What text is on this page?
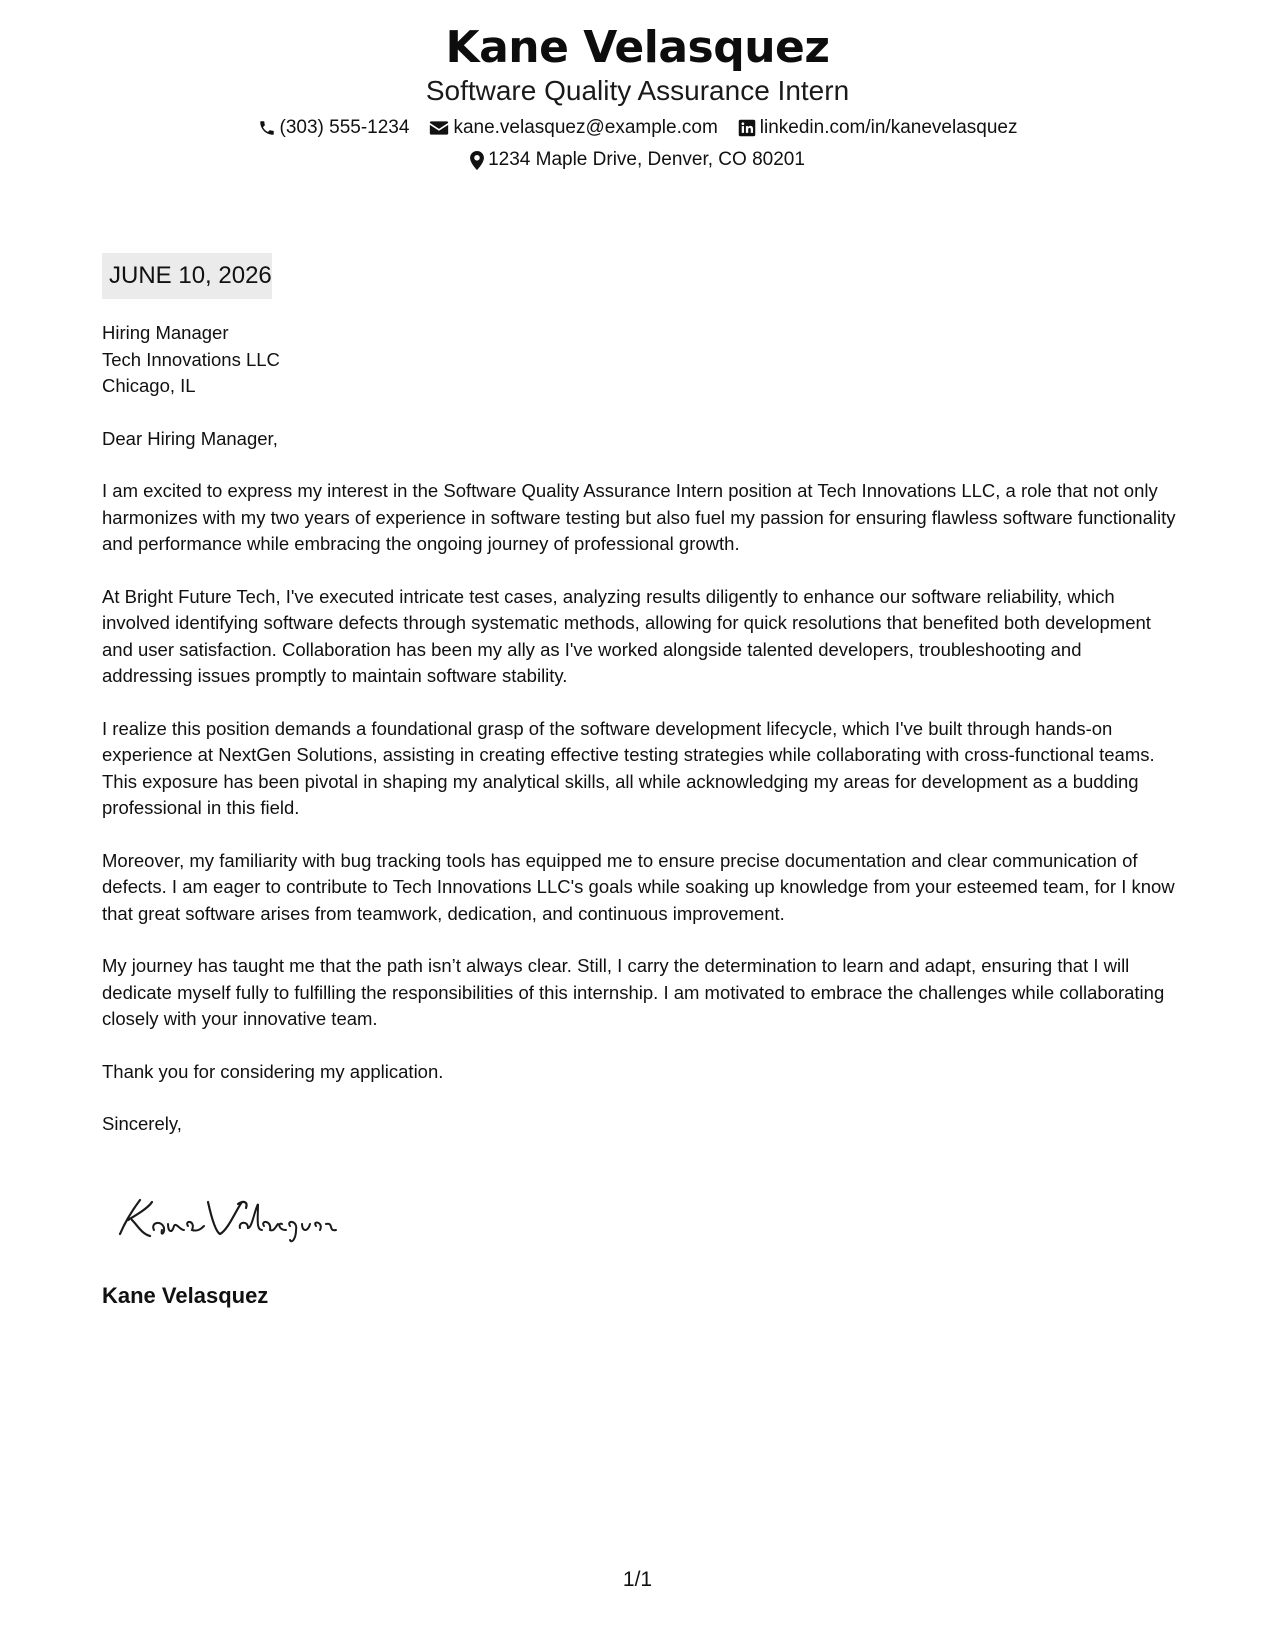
Kane Velasquez
Software Quality Assurance Intern
(303) 555-1234 kane.velasquez@example.com linkedin.com/in/kanevelasquez
1234 Maple Drive, Denver, CO 80201
JUNE 10, 2026
Hiring Manager
Tech Innovations LLC
Chicago, IL

Dear Hiring Manager,

I am excited to express my interest in the Software Quality Assurance Intern position at Tech Innovations LLC, a role that not only harmonizes with my two years of experience in software testing but also fuel my passion for ensuring flawless software functionality and performance while embracing the ongoing journey of professional growth.

At Bright Future Tech, I've executed intricate test cases, analyzing results diligently to enhance our software reliability, which involved identifying software defects through systematic methods, allowing for quick resolutions that benefited both development and user satisfaction. Collaboration has been my ally as I've worked alongside talented developers, troubleshooting and addressing issues promptly to maintain software stability.

I realize this position demands a foundational grasp of the software development lifecycle, which I've built through hands-on experience at NextGen Solutions, assisting in creating effective testing strategies while collaborating with cross-functional teams. This exposure has been pivotal in shaping my analytical skills, all while acknowledging my areas for development as a budding professional in this field.

Moreover, my familiarity with bug tracking tools has equipped me to ensure precise documentation and clear communication of defects. I am eager to contribute to Tech Innovations LLC's goals while soaking up knowledge from your esteemed team, for I know that great software arises from teamwork, dedication, and continuous improvement.

My journey has taught me that the path isn’t always clear. Still, I carry the determination to learn and adapt, ensuring that I will dedicate myself fully to fulfilling the responsibilities of this internship. I am motivated to embrace the challenges while collaborating closely with your innovative team.

Thank you for considering my application.

Sincerely,

Kane Velasquez
1/1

Written request>
From the listing above, copy every line that includes the word "Hiring".

Solution to this exercise>
Hiring Manager
Dear Hiring Manager,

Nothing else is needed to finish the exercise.